Can you give all the records again without altering a single character?

**Data excerpts**
>>>

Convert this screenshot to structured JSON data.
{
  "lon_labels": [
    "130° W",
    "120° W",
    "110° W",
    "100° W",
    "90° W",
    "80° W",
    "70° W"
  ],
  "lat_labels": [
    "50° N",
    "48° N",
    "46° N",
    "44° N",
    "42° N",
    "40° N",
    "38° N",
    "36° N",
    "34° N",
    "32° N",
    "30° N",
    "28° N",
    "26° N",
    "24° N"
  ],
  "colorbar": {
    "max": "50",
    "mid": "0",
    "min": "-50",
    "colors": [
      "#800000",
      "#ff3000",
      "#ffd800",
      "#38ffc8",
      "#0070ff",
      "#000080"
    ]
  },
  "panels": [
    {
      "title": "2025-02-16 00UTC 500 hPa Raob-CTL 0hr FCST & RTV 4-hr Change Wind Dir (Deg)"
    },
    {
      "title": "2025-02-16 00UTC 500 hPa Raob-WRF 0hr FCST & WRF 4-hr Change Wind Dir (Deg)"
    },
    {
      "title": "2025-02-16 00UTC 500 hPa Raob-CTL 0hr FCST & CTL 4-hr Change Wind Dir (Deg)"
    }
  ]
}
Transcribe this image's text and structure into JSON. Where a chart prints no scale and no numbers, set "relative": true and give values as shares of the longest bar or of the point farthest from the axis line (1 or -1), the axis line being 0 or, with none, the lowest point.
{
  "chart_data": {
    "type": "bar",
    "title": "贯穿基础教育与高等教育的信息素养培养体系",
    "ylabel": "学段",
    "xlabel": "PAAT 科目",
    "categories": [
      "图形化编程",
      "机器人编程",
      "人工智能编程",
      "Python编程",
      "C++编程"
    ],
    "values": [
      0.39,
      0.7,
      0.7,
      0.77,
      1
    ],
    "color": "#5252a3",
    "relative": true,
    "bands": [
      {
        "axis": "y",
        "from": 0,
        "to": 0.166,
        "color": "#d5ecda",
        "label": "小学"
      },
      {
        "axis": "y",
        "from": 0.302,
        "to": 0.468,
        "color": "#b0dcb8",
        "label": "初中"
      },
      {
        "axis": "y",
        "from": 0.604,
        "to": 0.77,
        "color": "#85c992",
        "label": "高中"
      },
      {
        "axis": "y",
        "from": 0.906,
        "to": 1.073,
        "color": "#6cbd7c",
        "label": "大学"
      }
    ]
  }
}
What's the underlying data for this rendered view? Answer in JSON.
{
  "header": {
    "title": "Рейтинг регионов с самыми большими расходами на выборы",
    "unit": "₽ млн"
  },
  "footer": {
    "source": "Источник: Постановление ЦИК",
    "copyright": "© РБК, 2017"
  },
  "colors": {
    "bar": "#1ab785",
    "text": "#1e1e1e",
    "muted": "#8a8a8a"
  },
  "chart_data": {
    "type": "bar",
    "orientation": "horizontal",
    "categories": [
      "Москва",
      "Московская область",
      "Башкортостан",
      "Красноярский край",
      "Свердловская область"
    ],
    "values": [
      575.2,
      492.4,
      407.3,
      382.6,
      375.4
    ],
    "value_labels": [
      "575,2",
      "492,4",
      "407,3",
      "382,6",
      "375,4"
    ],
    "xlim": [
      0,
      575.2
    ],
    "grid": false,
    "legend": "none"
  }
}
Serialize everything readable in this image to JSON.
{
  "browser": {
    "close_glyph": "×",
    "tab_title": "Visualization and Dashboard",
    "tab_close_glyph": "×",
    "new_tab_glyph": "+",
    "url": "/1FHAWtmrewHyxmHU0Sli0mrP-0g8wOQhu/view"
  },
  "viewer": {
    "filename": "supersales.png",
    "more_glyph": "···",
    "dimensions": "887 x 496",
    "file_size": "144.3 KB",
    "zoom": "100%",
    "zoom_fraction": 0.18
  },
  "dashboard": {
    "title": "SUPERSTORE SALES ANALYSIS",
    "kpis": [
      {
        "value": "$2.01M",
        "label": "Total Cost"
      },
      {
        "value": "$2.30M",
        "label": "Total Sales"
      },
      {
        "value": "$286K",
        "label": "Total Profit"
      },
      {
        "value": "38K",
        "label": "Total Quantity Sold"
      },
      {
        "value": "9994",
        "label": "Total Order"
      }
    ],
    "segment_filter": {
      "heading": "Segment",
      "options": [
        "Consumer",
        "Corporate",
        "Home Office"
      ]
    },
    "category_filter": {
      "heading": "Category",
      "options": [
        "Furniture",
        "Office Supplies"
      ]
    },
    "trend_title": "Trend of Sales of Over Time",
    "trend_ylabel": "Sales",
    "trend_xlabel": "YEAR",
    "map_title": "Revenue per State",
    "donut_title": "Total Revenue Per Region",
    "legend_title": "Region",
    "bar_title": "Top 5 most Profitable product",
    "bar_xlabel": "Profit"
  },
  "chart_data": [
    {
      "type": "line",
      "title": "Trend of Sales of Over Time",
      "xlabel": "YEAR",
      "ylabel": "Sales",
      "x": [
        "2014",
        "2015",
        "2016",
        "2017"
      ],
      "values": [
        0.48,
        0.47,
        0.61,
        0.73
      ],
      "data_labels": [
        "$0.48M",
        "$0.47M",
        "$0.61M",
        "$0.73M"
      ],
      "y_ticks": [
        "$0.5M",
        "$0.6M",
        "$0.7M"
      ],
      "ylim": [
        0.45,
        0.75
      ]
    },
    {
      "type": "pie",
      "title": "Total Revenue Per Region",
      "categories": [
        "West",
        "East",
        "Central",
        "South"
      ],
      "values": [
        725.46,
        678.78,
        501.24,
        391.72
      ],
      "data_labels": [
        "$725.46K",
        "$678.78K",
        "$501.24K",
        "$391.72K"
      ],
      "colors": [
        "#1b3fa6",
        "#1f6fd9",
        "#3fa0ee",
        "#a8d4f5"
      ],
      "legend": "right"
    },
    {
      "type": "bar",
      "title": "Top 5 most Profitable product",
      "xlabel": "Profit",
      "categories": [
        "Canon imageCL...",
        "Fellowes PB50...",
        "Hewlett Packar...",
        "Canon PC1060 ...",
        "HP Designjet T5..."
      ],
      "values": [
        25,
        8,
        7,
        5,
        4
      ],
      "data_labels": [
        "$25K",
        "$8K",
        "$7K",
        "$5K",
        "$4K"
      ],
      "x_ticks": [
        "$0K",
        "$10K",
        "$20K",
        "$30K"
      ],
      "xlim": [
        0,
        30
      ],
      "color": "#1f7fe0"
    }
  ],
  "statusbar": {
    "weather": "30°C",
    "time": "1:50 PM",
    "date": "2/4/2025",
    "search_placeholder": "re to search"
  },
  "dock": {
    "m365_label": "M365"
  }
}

<<<

**Reply**
Convert this screenshot to structured JSON data.
{
  "lon_labels": [
    "130° W",
    "120° W",
    "110° W",
    "100° W",
    "90° W",
    "80° W",
    "70° W"
  ],
  "lat_labels": [
    "50° N",
    "48° N",
    "46° N",
    "44° N",
    "42° N",
    "40° N",
    "38° N",
    "36° N",
    "34° N",
    "32° N",
    "30° N",
    "28° N",
    "26° N",
    "24° N"
  ],
  "colorbar": {
    "max": "50",
    "mid": "0",
    "min": "-50",
    "colors": [
      "#800000",
      "#ff3000",
      "#ffd800",
      "#38ffc8",
      "#0070ff",
      "#000080"
    ]
  },
  "panels": [
    {
      "title": "2025-02-16 00UTC 500 hPa Raob-CTL 0hr FCST & RTV 4-hr Change Wind Dir (Deg)"
    },
    {
      "title": "2025-02-16 00UTC 500 hPa Raob-WRF 0hr FCST & WRF 4-hr Change Wind Dir (Deg)"
    },
    {
      "title": "2025-02-16 00UTC 500 hPa Raob-CTL 0hr FCST & CTL 4-hr Change Wind Dir (Deg)"
    }
  ]
}
Transcribe this image's text and structure into JSON. Where a chart prints no scale and no numbers, set "relative": true and give values as shares of the longest bar or of the point farthest from the axis line (1 or -1), the axis line being 0 or, with none, the lowest point.
{
  "chart_data": {
    "type": "bar",
    "title": "贯穿基础教育与高等教育的信息素养培养体系",
    "ylabel": "学段",
    "xlabel": "PAAT 科目",
    "categories": [
      "图形化编程",
      "机器人编程",
      "人工智能编程",
      "Python编程",
      "C++编程"
    ],
    "values": [
      0.39,
      0.7,
      0.7,
      0.77,
      1
    ],
    "color": "#5252a3",
    "relative": true,
    "bands": [
      {
        "axis": "y",
        "from": 0,
        "to": 0.166,
        "color": "#d5ecda",
        "label": "小学"
      },
      {
        "axis": "y",
        "from": 0.302,
        "to": 0.468,
        "color": "#b0dcb8",
        "label": "初中"
      },
      {
        "axis": "y",
        "from": 0.604,
        "to": 0.77,
        "color": "#85c992",
        "label": "高中"
      },
      {
        "axis": "y",
        "from": 0.906,
        "to": 1.073,
        "color": "#6cbd7c",
        "label": "大学"
      }
    ]
  }
}
What's the underlying data for this rendered view? Answer in JSON.
{
  "header": {
    "title": "Рейтинг регионов с самыми большими расходами на выборы",
    "unit": "₽ млн"
  },
  "footer": {
    "source": "Источник: Постановление ЦИК",
    "copyright": "© РБК, 2017"
  },
  "colors": {
    "bar": "#1ab785",
    "text": "#1e1e1e",
    "muted": "#8a8a8a"
  },
  "chart_data": {
    "type": "bar",
    "orientation": "horizontal",
    "categories": [
      "Москва",
      "Московская область",
      "Башкортостан",
      "Красноярский край",
      "Свердловская область"
    ],
    "values": [
      575.2,
      492.4,
      407.3,
      382.6,
      375.4
    ],
    "value_labels": [
      "575,2",
      "492,4",
      "407,3",
      "382,6",
      "375,4"
    ],
    "xlim": [
      0,
      575.2
    ],
    "grid": false,
    "legend": "none"
  }
}
Serialize everything readable in this image to JSON.
{
  "browser": {
    "close_glyph": "×",
    "tab_title": "Visualization and Dashboard",
    "tab_close_glyph": "×",
    "new_tab_glyph": "+",
    "url": "/1FHAWtmrewHyxmHU0Sli0mrP-0g8wOQhu/view"
  },
  "viewer": {
    "filename": "supersales.png",
    "more_glyph": "···",
    "dimensions": "887 x 496",
    "file_size": "144.3 KB",
    "zoom": "100%",
    "zoom_fraction": 0.18
  },
  "dashboard": {
    "title": "SUPERSTORE SALES ANALYSIS",
    "kpis": [
      {
        "value": "$2.01M",
        "label": "Total Cost"
      },
      {
        "value": "$2.30M",
        "label": "Total Sales"
      },
      {
        "value": "$286K",
        "label": "Total Profit"
      },
      {
        "value": "38K",
        "label": "Total Quantity Sold"
      },
      {
        "value": "9994",
        "label": "Total Order"
      }
    ],
    "segment_filter": {
      "heading": "Segment",
      "options": [
        "Consumer",
        "Corporate",
        "Home Office"
      ]
    },
    "category_filter": {
      "heading": "Category",
      "options": [
        "Furniture",
        "Office Supplies"
      ]
    },
    "trend_title": "Trend of Sales of Over Time",
    "trend_ylabel": "Sales",
    "trend_xlabel": "YEAR",
    "map_title": "Revenue per State",
    "donut_title": "Total Revenue Per Region",
    "legend_title": "Region",
    "bar_title": "Top 5 most Profitable product",
    "bar_xlabel": "Profit"
  },
  "chart_data": [
    {
      "type": "line",
      "title": "Trend of Sales of Over Time",
      "xlabel": "YEAR",
      "ylabel": "Sales",
      "x": [
        "2014",
        "2015",
        "2016",
        "2017"
      ],
      "values": [
        0.48,
        0.47,
        0.61,
        0.73
      ],
      "data_labels": [
        "$0.48M",
        "$0.47M",
        "$0.61M",
        "$0.73M"
      ],
      "y_ticks": [
        "$0.5M",
        "$0.6M",
        "$0.7M"
      ],
      "ylim": [
        0.45,
        0.75
      ]
    },
    {
      "type": "pie",
      "title": "Total Revenue Per Region",
      "categories": [
        "West",
        "East",
        "Central",
        "South"
      ],
      "values": [
        725.46,
        678.78,
        501.24,
        391.72
      ],
      "data_labels": [
        "$725.46K",
        "$678.78K",
        "$501.24K",
        "$391.72K"
      ],
      "colors": [
        "#1b3fa6",
        "#1f6fd9",
        "#3fa0ee",
        "#a8d4f5"
      ],
      "legend": "right"
    },
    {
      "type": "bar",
      "title": "Top 5 most Profitable product",
      "xlabel": "Profit",
      "categories": [
        "Canon imageCL...",
        "Fellowes PB50...",
        "Hewlett Packar...",
        "Canon PC1060 ...",
        "HP Designjet T5..."
      ],
      "values": [
        25,
        8,
        7,
        5,
        4
      ],
      "data_labels": [
        "$25K",
        "$8K",
        "$7K",
        "$5K",
        "$4K"
      ],
      "x_ticks": [
        "$0K",
        "$10K",
        "$20K",
        "$30K"
      ],
      "xlim": [
        0,
        30
      ],
      "color": "#1f7fe0"
    }
  ],
  "statusbar": {
    "weather": "30°C",
    "time": "1:50 PM",
    "date": "2/4/2025",
    "search_placeholder": "re to search"
  },
  "dock": {
    "m365_label": "M365"
  }
}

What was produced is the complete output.